§ EXERCISE
Transcribe each line of the material as it is, and drop any picture.
** start of MATERIAL FOR THE TASK **
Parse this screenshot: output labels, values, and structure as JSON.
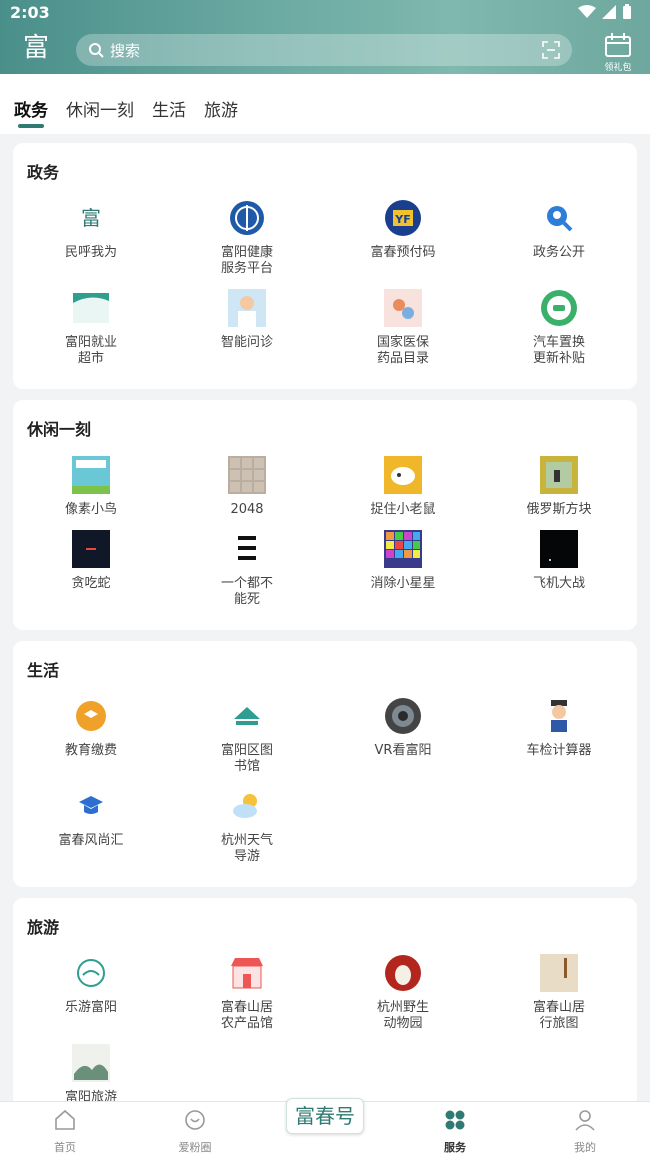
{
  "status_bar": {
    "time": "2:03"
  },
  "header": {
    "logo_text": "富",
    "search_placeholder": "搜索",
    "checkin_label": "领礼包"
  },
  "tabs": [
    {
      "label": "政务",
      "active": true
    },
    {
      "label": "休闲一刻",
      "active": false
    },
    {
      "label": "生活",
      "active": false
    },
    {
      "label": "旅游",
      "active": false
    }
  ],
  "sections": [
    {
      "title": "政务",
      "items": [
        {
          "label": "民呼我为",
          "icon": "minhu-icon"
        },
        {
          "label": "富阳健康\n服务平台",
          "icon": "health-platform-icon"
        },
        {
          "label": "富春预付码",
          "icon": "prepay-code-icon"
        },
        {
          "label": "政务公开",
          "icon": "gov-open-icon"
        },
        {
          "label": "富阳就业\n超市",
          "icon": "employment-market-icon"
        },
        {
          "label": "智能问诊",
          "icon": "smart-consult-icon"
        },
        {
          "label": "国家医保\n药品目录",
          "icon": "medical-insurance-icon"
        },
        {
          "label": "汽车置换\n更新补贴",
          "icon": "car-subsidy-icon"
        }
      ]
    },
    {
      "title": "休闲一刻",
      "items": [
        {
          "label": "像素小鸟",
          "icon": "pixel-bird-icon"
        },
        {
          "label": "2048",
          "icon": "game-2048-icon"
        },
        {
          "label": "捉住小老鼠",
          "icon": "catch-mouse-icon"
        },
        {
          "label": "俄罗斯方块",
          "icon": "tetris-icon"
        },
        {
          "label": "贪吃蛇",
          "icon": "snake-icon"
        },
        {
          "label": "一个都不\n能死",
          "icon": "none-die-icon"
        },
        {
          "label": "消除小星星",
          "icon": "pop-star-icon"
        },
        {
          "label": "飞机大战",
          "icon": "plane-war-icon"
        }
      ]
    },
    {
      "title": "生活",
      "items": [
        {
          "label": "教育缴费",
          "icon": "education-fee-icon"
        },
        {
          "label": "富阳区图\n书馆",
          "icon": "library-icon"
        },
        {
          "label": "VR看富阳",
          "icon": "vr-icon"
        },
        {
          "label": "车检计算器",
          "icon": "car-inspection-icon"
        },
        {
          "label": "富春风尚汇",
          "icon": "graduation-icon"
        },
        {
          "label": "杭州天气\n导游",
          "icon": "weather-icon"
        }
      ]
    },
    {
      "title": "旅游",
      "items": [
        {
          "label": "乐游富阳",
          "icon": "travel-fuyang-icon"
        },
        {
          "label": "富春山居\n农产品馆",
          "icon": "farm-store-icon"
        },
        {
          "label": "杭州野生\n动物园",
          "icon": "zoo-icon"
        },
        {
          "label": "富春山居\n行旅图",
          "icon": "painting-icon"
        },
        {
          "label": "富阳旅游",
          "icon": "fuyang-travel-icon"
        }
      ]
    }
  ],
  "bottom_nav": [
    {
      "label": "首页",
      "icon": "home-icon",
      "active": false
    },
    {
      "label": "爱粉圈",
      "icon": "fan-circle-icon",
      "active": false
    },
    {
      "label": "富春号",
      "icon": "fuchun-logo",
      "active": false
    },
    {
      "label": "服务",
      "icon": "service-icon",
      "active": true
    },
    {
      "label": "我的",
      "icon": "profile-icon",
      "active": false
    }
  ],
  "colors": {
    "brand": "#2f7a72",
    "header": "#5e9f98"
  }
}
** end of MATERIAL FOR THE TASK **
§ RESULT
Parse this screenshot: output labels, values, and structure as JSON.
{
  "status_bar": {
    "time": "2:03"
  },
  "header": {
    "logo_text": "富",
    "search_placeholder": "搜索",
    "checkin_label": "领礼包"
  },
  "tabs": [
    {
      "label": "政务",
      "active": true
    },
    {
      "label": "休闲一刻",
      "active": false
    },
    {
      "label": "生活",
      "active": false
    },
    {
      "label": "旅游",
      "active": false
    }
  ],
  "sections": [
    {
      "title": "政务",
      "items": [
        {
          "label": "民呼我为",
          "icon": "minhu-icon"
        },
        {
          "label": "富阳健康\n服务平台",
          "icon": "health-platform-icon"
        },
        {
          "label": "富春预付码",
          "icon": "prepay-code-icon"
        },
        {
          "label": "政务公开",
          "icon": "gov-open-icon"
        },
        {
          "label": "富阳就业\n超市",
          "icon": "employment-market-icon"
        },
        {
          "label": "智能问诊",
          "icon": "smart-consult-icon"
        },
        {
          "label": "国家医保\n药品目录",
          "icon": "medical-insurance-icon"
        },
        {
          "label": "汽车置换\n更新补贴",
          "icon": "car-subsidy-icon"
        }
      ]
    },
    {
      "title": "休闲一刻",
      "items": [
        {
          "label": "像素小鸟",
          "icon": "pixel-bird-icon"
        },
        {
          "label": "2048",
          "icon": "game-2048-icon"
        },
        {
          "label": "捉住小老鼠",
          "icon": "catch-mouse-icon"
        },
        {
          "label": "俄罗斯方块",
          "icon": "tetris-icon"
        },
        {
          "label": "贪吃蛇",
          "icon": "snake-icon"
        },
        {
          "label": "一个都不\n能死",
          "icon": "none-die-icon"
        },
        {
          "label": "消除小星星",
          "icon": "pop-star-icon"
        },
        {
          "label": "飞机大战",
          "icon": "plane-war-icon"
        }
      ]
    },
    {
      "title": "生活",
      "items": [
        {
          "label": "教育缴费",
          "icon": "education-fee-icon"
        },
        {
          "label": "富阳区图\n书馆",
          "icon": "library-icon"
        },
        {
          "label": "VR看富阳",
          "icon": "vr-icon"
        },
        {
          "label": "车检计算器",
          "icon": "car-inspection-icon"
        },
        {
          "label": "富春风尚汇",
          "icon": "graduation-icon"
        },
        {
          "label": "杭州天气\n导游",
          "icon": "weather-icon"
        }
      ]
    },
    {
      "title": "旅游",
      "items": [
        {
          "label": "乐游富阳",
          "icon": "travel-fuyang-icon"
        },
        {
          "label": "富春山居\n农产品馆",
          "icon": "farm-store-icon"
        },
        {
          "label": "杭州野生\n动物园",
          "icon": "zoo-icon"
        },
        {
          "label": "富春山居\n行旅图",
          "icon": "painting-icon"
        },
        {
          "label": "富阳旅游",
          "icon": "fuyang-travel-icon"
        }
      ]
    }
  ],
  "bottom_nav": [
    {
      "label": "首页",
      "icon": "home-icon",
      "active": false
    },
    {
      "label": "爱粉圈",
      "icon": "fan-circle-icon",
      "active": false
    },
    {
      "label": "富春号",
      "icon": "fuchun-logo",
      "active": false
    },
    {
      "label": "服务",
      "icon": "service-icon",
      "active": true
    },
    {
      "label": "我的",
      "icon": "profile-icon",
      "active": false
    }
  ],
  "colors": {
    "brand": "#2f7a72",
    "header": "#5e9f98"
  }
}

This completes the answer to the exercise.